▶ Saved entries:
'''

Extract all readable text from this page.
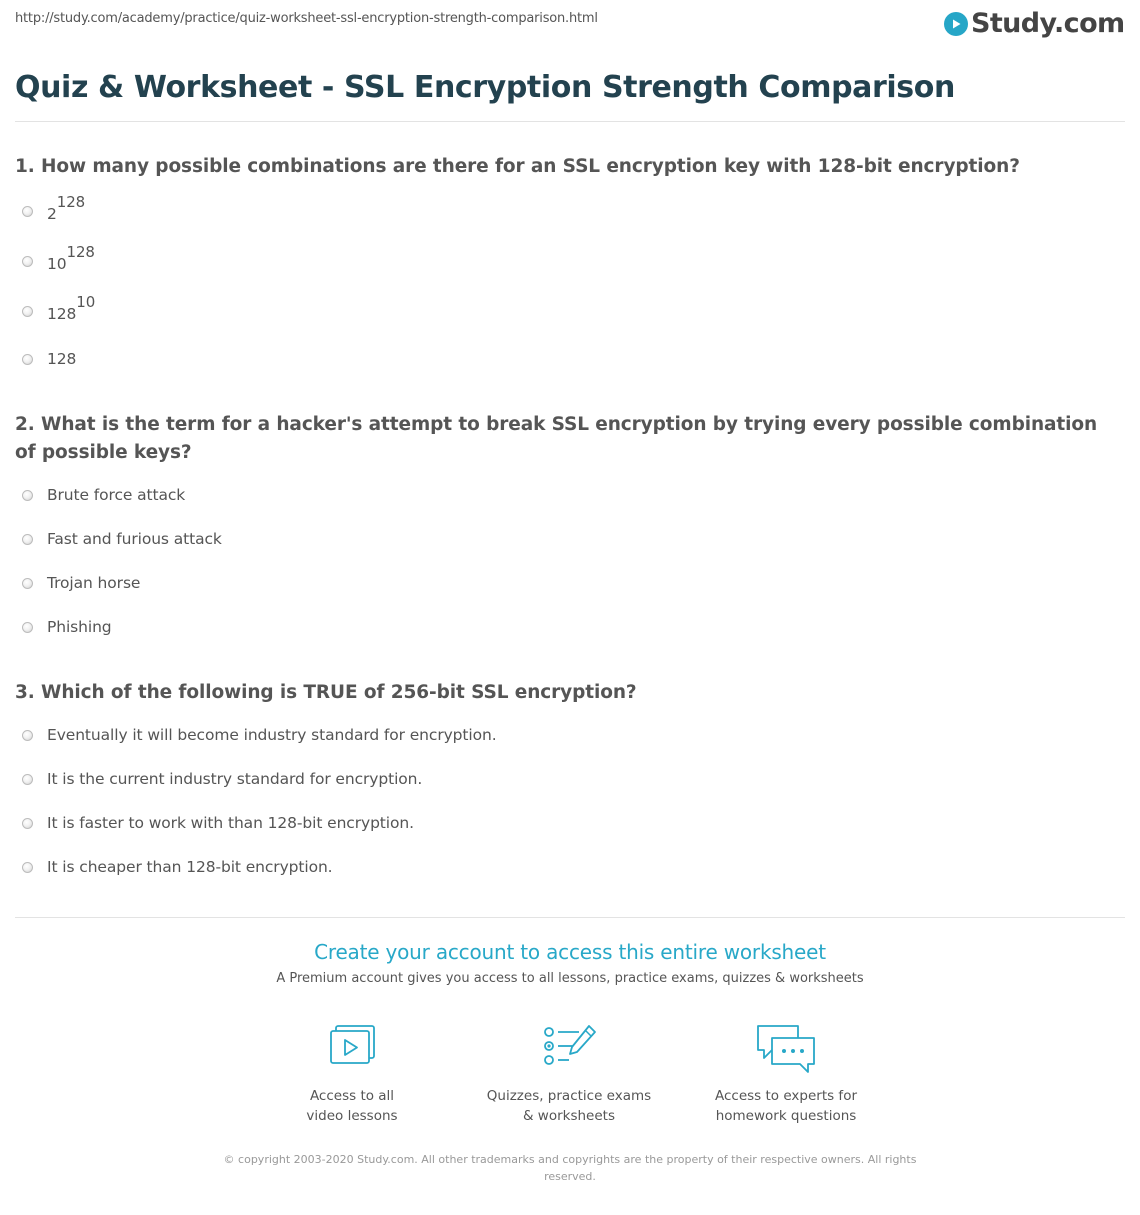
http://study.com/academy/practice/quiz-worksheet-ssl-encryption-strength-comparison.html	Study.com
Quiz & Worksheet - SSL Encryption Strength Comparison

1. How many possible combinations are there for an SSL encryption key with 128-bit encryption?

$2^{128}$
$10^{128}$
$128^{10}$
128

2. What is the term for a hacker's attempt to break SSL encryption by trying every possible combination of possible keys?

Brute force attack
Fast and furious attack
Trojan horse
Phishing

3. Which of the following is TRUE of 256-bit SSL encryption?

Eventually it will become industry standard for encryption.
It is the current industry standard for encryption.
It is faster to work with than 128-bit encryption.
It is cheaper than 128-bit encryption.
Create your account to access this entire worksheet
A Premium account gives you access to all lessons, practice exams, quizzes & worksheets
Access to all
video lessons
Quizzes, practice exams
& worksheets
Access to experts for
homework questions
© copyright 2003-2020 Study.com. All other trademarks and copyrights are the property of their respective owners. All rights reserved.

'''

The pictures should not be reproduced; quote all of the other material exactly.

Extract all readable text from this page.
http://study.com/academy/practice/quiz-worksheet-ssl-encryption-strength-comparison.html	Study.com
Quiz & Worksheet - SSL Encryption Strength Comparison

1. How many possible combinations are there for an SSL encryption key with 128-bit encryption?

$2^{128}$
$10^{128}$
$128^{10}$
128

2. What is the term for a hacker's attempt to break SSL encryption by trying every possible combination of possible keys?

Brute force attack
Fast and furious attack
Trojan horse
Phishing

3. Which of the following is TRUE of 256-bit SSL encryption?

Eventually it will become industry standard for encryption.
It is the current industry standard for encryption.
It is faster to work with than 128-bit encryption.
It is cheaper than 128-bit encryption.
Create your account to access this entire worksheet
A Premium account gives you access to all lessons, practice exams, quizzes & worksheets
Access to all
video lessons
Quizzes, practice exams
& worksheets
Access to experts for
homework questions
© copyright 2003-2020 Study.com. All other trademarks and copyrights are the property of their respective owners. All rights reserved.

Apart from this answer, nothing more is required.